[Records from a dataset]
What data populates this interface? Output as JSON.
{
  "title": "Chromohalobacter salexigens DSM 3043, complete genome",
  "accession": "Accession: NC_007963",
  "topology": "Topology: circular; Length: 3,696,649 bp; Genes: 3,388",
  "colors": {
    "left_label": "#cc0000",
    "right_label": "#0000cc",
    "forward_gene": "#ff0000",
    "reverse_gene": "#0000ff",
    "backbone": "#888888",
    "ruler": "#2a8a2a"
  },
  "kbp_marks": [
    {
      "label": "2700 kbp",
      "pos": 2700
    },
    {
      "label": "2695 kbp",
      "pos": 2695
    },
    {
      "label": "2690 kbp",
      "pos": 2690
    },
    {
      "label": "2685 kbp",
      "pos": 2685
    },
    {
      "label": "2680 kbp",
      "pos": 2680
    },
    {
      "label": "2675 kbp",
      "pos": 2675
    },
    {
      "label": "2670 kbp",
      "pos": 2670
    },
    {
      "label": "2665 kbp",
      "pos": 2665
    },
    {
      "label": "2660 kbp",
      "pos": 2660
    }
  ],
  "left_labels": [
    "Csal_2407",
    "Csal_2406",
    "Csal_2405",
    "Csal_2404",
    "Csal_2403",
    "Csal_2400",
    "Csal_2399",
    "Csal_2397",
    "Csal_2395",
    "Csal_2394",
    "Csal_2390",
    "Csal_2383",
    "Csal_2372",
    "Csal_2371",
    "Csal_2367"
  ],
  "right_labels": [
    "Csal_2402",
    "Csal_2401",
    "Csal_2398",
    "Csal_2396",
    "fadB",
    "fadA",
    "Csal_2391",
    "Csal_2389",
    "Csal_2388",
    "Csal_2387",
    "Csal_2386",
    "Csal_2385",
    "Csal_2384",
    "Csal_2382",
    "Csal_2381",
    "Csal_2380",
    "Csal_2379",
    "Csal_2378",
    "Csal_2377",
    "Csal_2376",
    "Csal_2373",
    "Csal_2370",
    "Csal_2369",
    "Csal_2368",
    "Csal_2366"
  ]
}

TASK GOAL> Exactness is what counts here: write out every record again.

SOLUTION>
What data populates this interface? Output as JSON.
{
  "title": "Chromohalobacter salexigens DSM 3043, complete genome",
  "accession": "Accession: NC_007963",
  "topology": "Topology: circular; Length: 3,696,649 bp; Genes: 3,388",
  "colors": {
    "left_label": "#cc0000",
    "right_label": "#0000cc",
    "forward_gene": "#ff0000",
    "reverse_gene": "#0000ff",
    "backbone": "#888888",
    "ruler": "#2a8a2a"
  },
  "kbp_marks": [
    {
      "label": "2700 kbp",
      "pos": 2700
    },
    {
      "label": "2695 kbp",
      "pos": 2695
    },
    {
      "label": "2690 kbp",
      "pos": 2690
    },
    {
      "label": "2685 kbp",
      "pos": 2685
    },
    {
      "label": "2680 kbp",
      "pos": 2680
    },
    {
      "label": "2675 kbp",
      "pos": 2675
    },
    {
      "label": "2670 kbp",
      "pos": 2670
    },
    {
      "label": "2665 kbp",
      "pos": 2665
    },
    {
      "label": "2660 kbp",
      "pos": 2660
    }
  ],
  "left_labels": [
    "Csal_2407",
    "Csal_2406",
    "Csal_2405",
    "Csal_2404",
    "Csal_2403",
    "Csal_2400",
    "Csal_2399",
    "Csal_2397",
    "Csal_2395",
    "Csal_2394",
    "Csal_2390",
    "Csal_2383",
    "Csal_2372",
    "Csal_2371",
    "Csal_2367"
  ],
  "right_labels": [
    "Csal_2402",
    "Csal_2401",
    "Csal_2398",
    "Csal_2396",
    "fadB",
    "fadA",
    "Csal_2391",
    "Csal_2389",
    "Csal_2388",
    "Csal_2387",
    "Csal_2386",
    "Csal_2385",
    "Csal_2384",
    "Csal_2382",
    "Csal_2381",
    "Csal_2380",
    "Csal_2379",
    "Csal_2378",
    "Csal_2377",
    "Csal_2376",
    "Csal_2373",
    "Csal_2370",
    "Csal_2369",
    "Csal_2368",
    "Csal_2366"
  ]
}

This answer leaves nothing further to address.